> [Set exercise] Transcribe each of the records below exactly, excluding all pictures.

— START OF The data —

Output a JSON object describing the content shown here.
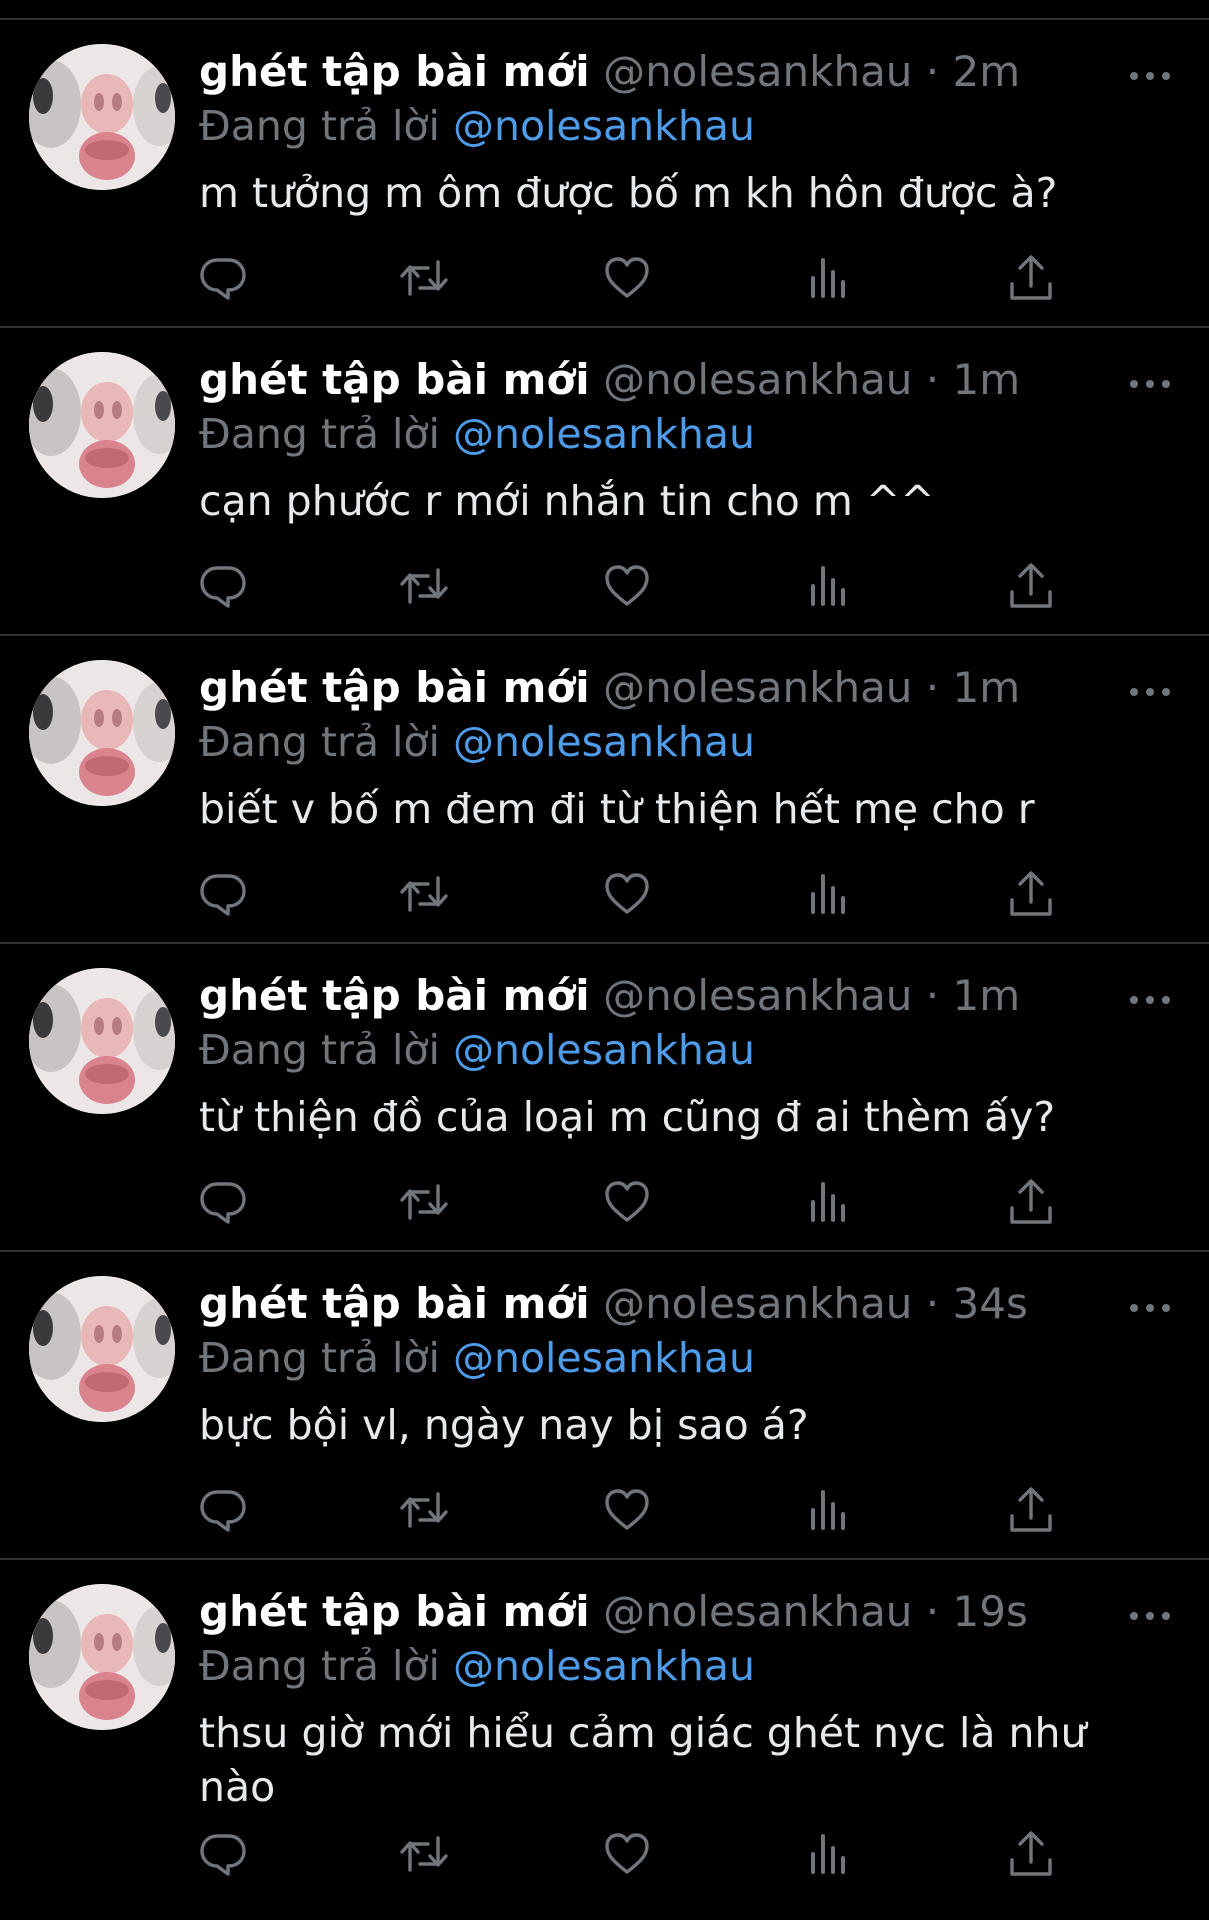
{
  "colors": {
    "background": "#000000",
    "divider": "#2f3336",
    "name": "#ffffff",
    "secondary": "#71767b",
    "mention": "#4e9be8",
    "text": "#e7e9ea"
  },
  "icons": {
    "more": "more-horizontal-icon",
    "reply": "reply-icon",
    "retweet": "retweet-icon",
    "like": "heart-icon",
    "views": "views-icon",
    "share": "share-icon"
  },
  "tweets": [
    {
      "display_name": "ghét tập bài mới",
      "handle": "@nolesankhau",
      "separator": "·",
      "time": "2m",
      "reply_prefix": "Đang trả lời",
      "reply_to": "@nolesankhau",
      "text": "m tưởng m ôm được bố m kh hôn được à?"
    },
    {
      "display_name": "ghét tập bài mới",
      "handle": "@nolesankhau",
      "separator": "·",
      "time": "1m",
      "reply_prefix": "Đang trả lời",
      "reply_to": "@nolesankhau",
      "text": "cạn phước r mới nhắn tin cho m ^^"
    },
    {
      "display_name": "ghét tập bài mới",
      "handle": "@nolesankhau",
      "separator": "·",
      "time": "1m",
      "reply_prefix": "Đang trả lời",
      "reply_to": "@nolesankhau",
      "text": "biết v bố m đem đi từ thiện hết mẹ cho r"
    },
    {
      "display_name": "ghét tập bài mới",
      "handle": "@nolesankhau",
      "separator": "·",
      "time": "1m",
      "reply_prefix": "Đang trả lời",
      "reply_to": "@nolesankhau",
      "text": "từ thiện đồ của loại m cũng đ ai thèm ấy?"
    },
    {
      "display_name": "ghét tập bài mới",
      "handle": "@nolesankhau",
      "separator": "·",
      "time": "34s",
      "reply_prefix": "Đang trả lời",
      "reply_to": "@nolesankhau",
      "text": "bực bội vl, ngày nay bị sao á?"
    },
    {
      "display_name": "ghét tập bài mới",
      "handle": "@nolesankhau",
      "separator": "·",
      "time": "19s",
      "reply_prefix": "Đang trả lời",
      "reply_to": "@nolesankhau",
      "text": "thsu giờ mới hiểu cảm giác ghét nyc là như nào"
    }
  ]
}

— END OF The data —

> [Response to this exercise]
Output a JSON object describing the content shown here.
{
  "colors": {
    "background": "#000000",
    "divider": "#2f3336",
    "name": "#ffffff",
    "secondary": "#71767b",
    "mention": "#4e9be8",
    "text": "#e7e9ea"
  },
  "icons": {
    "more": "more-horizontal-icon",
    "reply": "reply-icon",
    "retweet": "retweet-icon",
    "like": "heart-icon",
    "views": "views-icon",
    "share": "share-icon"
  },
  "tweets": [
    {
      "display_name": "ghét tập bài mới",
      "handle": "@nolesankhau",
      "separator": "·",
      "time": "2m",
      "reply_prefix": "Đang trả lời",
      "reply_to": "@nolesankhau",
      "text": "m tưởng m ôm được bố m kh hôn được à?"
    },
    {
      "display_name": "ghét tập bài mới",
      "handle": "@nolesankhau",
      "separator": "·",
      "time": "1m",
      "reply_prefix": "Đang trả lời",
      "reply_to": "@nolesankhau",
      "text": "cạn phước r mới nhắn tin cho m ^^"
    },
    {
      "display_name": "ghét tập bài mới",
      "handle": "@nolesankhau",
      "separator": "·",
      "time": "1m",
      "reply_prefix": "Đang trả lời",
      "reply_to": "@nolesankhau",
      "text": "biết v bố m đem đi từ thiện hết mẹ cho r"
    },
    {
      "display_name": "ghét tập bài mới",
      "handle": "@nolesankhau",
      "separator": "·",
      "time": "1m",
      "reply_prefix": "Đang trả lời",
      "reply_to": "@nolesankhau",
      "text": "từ thiện đồ của loại m cũng đ ai thèm ấy?"
    },
    {
      "display_name": "ghét tập bài mới",
      "handle": "@nolesankhau",
      "separator": "·",
      "time": "34s",
      "reply_prefix": "Đang trả lời",
      "reply_to": "@nolesankhau",
      "text": "bực bội vl, ngày nay bị sao á?"
    },
    {
      "display_name": "ghét tập bài mới",
      "handle": "@nolesankhau",
      "separator": "·",
      "time": "19s",
      "reply_prefix": "Đang trả lời",
      "reply_to": "@nolesankhau",
      "text": "thsu giờ mới hiểu cảm giác ghét nyc là như nào"
    }
  ]
}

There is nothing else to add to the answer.